— START —

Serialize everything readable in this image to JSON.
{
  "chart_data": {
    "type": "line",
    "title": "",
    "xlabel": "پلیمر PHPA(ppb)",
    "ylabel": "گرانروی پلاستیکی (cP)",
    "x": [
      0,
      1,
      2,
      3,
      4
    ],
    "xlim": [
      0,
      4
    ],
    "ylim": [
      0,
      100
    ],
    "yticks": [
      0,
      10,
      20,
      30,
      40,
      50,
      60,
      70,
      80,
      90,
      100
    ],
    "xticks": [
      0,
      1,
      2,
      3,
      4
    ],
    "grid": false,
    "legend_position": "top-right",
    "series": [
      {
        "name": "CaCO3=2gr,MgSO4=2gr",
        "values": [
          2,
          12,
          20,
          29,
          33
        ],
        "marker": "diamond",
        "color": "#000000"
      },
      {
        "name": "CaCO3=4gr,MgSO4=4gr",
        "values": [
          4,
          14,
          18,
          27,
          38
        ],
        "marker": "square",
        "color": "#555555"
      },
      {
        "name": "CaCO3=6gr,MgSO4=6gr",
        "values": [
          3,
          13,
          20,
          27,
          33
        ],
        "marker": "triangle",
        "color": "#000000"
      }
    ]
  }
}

— END —

§ Exercise prompt: Write out every line exactly as it stands.

§ Written solution:
Serialize everything readable in this image to JSON.
{
  "chart_data": {
    "type": "line",
    "title": "",
    "xlabel": "پلیمر PHPA(ppb)",
    "ylabel": "گرانروی پلاستیکی (cP)",
    "x": [
      0,
      1,
      2,
      3,
      4
    ],
    "xlim": [
      0,
      4
    ],
    "ylim": [
      0,
      100
    ],
    "yticks": [
      0,
      10,
      20,
      30,
      40,
      50,
      60,
      70,
      80,
      90,
      100
    ],
    "xticks": [
      0,
      1,
      2,
      3,
      4
    ],
    "grid": false,
    "legend_position": "top-right",
    "series": [
      {
        "name": "CaCO3=2gr,MgSO4=2gr",
        "values": [
          2,
          12,
          20,
          29,
          33
        ],
        "marker": "diamond",
        "color": "#000000"
      },
      {
        "name": "CaCO3=4gr,MgSO4=4gr",
        "values": [
          4,
          14,
          18,
          27,
          38
        ],
        "marker": "square",
        "color": "#555555"
      },
      {
        "name": "CaCO3=6gr,MgSO4=6gr",
        "values": [
          3,
          13,
          20,
          27,
          33
        ],
        "marker": "triangle",
        "color": "#000000"
      }
    ]
  }
}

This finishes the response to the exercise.